• Short exercise:
Check each line of the material below for "document", then copy the ones that contain it.

>> begin Material supplied

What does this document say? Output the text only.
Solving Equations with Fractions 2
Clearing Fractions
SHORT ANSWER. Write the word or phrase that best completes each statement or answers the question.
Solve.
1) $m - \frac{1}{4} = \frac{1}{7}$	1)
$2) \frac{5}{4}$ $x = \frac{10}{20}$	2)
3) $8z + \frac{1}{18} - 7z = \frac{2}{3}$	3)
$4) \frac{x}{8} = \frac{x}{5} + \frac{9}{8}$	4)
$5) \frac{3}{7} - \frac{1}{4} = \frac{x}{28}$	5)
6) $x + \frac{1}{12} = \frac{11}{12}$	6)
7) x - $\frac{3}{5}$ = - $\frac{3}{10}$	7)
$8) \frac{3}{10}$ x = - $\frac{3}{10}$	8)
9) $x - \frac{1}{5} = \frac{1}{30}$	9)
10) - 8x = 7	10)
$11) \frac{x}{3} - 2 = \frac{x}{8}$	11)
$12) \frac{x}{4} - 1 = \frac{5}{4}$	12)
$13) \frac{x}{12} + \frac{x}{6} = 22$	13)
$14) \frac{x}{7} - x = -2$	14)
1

>> end Material supplied
>> begin Material supplied

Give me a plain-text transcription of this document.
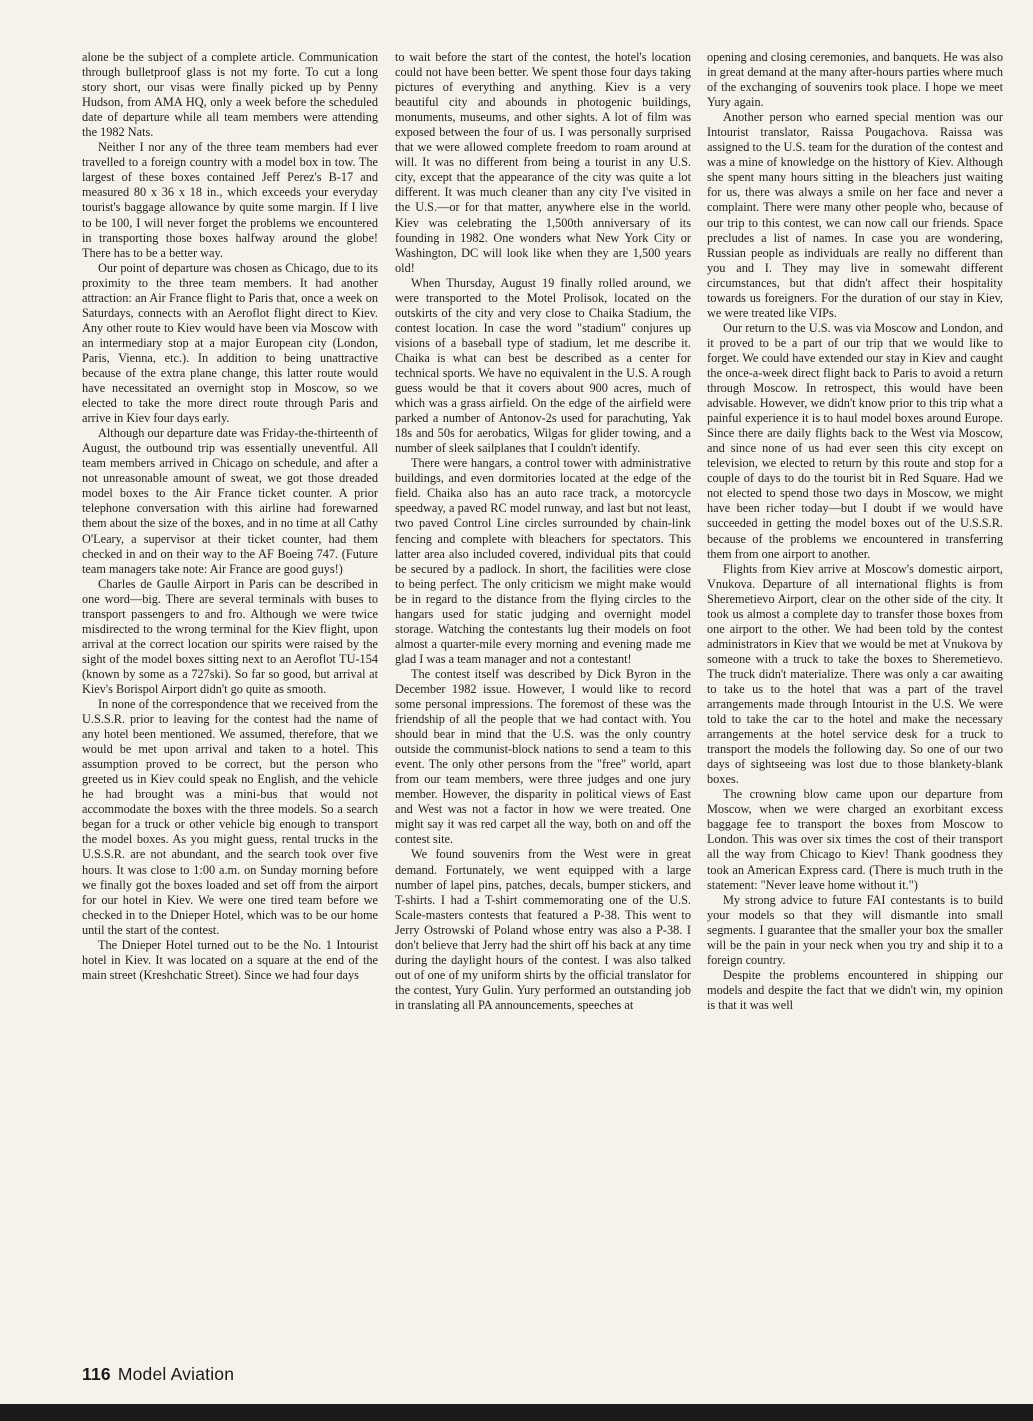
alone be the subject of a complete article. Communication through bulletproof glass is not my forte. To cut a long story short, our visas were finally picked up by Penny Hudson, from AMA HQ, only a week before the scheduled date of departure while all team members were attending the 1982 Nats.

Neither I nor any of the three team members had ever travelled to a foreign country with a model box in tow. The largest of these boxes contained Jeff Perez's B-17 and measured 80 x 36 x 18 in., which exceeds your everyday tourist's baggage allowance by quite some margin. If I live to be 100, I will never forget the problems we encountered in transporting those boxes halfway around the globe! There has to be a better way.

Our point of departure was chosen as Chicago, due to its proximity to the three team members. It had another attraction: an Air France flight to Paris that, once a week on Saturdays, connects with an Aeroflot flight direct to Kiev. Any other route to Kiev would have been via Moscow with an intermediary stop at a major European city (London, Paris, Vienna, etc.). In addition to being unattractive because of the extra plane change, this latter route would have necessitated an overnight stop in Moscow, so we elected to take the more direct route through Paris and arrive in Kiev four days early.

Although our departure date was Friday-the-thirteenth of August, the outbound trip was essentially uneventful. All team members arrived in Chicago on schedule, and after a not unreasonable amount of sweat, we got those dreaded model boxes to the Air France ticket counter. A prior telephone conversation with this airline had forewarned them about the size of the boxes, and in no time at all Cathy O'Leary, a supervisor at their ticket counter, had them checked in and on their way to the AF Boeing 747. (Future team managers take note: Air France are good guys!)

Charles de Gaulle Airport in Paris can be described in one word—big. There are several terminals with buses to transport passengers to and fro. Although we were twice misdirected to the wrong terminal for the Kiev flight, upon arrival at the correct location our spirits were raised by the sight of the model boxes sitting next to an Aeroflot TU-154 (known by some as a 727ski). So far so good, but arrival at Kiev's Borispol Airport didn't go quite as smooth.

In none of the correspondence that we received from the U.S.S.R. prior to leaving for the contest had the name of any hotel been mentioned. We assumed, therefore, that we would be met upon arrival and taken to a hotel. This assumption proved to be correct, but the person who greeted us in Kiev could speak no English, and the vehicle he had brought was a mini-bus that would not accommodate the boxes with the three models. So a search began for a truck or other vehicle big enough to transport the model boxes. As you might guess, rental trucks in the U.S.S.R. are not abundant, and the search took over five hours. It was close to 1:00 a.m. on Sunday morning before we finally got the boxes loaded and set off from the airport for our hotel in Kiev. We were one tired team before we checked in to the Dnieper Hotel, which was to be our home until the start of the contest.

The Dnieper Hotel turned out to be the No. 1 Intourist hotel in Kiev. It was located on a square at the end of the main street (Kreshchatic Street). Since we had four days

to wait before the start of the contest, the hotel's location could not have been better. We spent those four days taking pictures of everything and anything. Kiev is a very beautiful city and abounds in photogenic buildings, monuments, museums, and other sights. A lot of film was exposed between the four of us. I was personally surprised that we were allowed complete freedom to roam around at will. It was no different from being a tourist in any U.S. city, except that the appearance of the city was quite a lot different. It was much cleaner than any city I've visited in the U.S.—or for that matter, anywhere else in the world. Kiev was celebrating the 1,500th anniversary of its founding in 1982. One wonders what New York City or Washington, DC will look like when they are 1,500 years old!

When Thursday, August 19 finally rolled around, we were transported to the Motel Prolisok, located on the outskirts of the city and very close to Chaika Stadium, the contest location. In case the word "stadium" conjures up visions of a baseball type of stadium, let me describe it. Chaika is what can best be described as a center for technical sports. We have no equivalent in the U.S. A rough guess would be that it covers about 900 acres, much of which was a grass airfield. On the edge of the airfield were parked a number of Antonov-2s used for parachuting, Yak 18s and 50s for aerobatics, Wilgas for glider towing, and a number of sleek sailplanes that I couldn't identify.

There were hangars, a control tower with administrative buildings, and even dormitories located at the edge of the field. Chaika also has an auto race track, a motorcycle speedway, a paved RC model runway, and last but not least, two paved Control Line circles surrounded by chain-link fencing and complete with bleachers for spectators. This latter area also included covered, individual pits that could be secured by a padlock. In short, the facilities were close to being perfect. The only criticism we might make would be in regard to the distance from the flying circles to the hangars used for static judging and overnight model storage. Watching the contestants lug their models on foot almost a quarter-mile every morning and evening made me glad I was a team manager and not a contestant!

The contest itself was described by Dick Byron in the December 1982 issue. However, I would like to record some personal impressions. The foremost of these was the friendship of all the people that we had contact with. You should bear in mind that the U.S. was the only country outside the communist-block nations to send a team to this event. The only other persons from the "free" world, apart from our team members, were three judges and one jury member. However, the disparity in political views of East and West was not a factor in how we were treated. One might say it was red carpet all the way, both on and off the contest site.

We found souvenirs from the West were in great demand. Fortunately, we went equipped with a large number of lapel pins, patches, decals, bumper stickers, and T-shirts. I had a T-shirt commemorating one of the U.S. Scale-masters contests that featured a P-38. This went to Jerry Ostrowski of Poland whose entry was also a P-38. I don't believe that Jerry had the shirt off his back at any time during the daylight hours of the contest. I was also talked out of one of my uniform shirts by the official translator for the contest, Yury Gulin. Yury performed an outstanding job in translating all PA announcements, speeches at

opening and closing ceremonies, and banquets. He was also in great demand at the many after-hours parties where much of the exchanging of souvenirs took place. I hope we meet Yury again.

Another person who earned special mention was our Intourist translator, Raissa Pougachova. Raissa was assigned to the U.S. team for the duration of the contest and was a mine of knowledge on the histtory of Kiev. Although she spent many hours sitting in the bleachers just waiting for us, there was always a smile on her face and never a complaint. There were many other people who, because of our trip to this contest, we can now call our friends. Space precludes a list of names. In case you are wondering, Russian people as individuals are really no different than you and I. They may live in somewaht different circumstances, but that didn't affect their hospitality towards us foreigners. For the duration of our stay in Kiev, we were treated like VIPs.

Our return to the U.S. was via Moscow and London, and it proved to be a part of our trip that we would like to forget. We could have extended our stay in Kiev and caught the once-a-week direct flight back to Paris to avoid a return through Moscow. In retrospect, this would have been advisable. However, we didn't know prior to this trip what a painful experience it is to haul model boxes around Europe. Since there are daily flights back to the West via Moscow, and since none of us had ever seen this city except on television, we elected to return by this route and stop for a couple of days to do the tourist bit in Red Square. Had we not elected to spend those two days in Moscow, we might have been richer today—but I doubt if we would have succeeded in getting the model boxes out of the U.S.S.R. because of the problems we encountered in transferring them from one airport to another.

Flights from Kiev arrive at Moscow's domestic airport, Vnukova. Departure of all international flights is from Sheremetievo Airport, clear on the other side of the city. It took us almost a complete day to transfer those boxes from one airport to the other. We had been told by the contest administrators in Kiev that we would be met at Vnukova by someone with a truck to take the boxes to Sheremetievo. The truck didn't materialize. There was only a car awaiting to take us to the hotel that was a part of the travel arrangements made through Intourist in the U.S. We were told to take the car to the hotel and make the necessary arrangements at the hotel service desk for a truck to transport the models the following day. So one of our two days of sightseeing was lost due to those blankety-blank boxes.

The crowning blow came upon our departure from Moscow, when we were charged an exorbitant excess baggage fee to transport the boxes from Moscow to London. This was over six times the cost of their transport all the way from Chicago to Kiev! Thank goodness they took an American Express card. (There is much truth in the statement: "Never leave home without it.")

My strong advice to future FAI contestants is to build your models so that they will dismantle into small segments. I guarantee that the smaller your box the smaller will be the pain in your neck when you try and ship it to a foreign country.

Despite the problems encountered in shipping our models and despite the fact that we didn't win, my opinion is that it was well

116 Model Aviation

>> end Material supplied

• Complete output:
What does this document say? Output the text only.
Give me a plain-text transcription of this document.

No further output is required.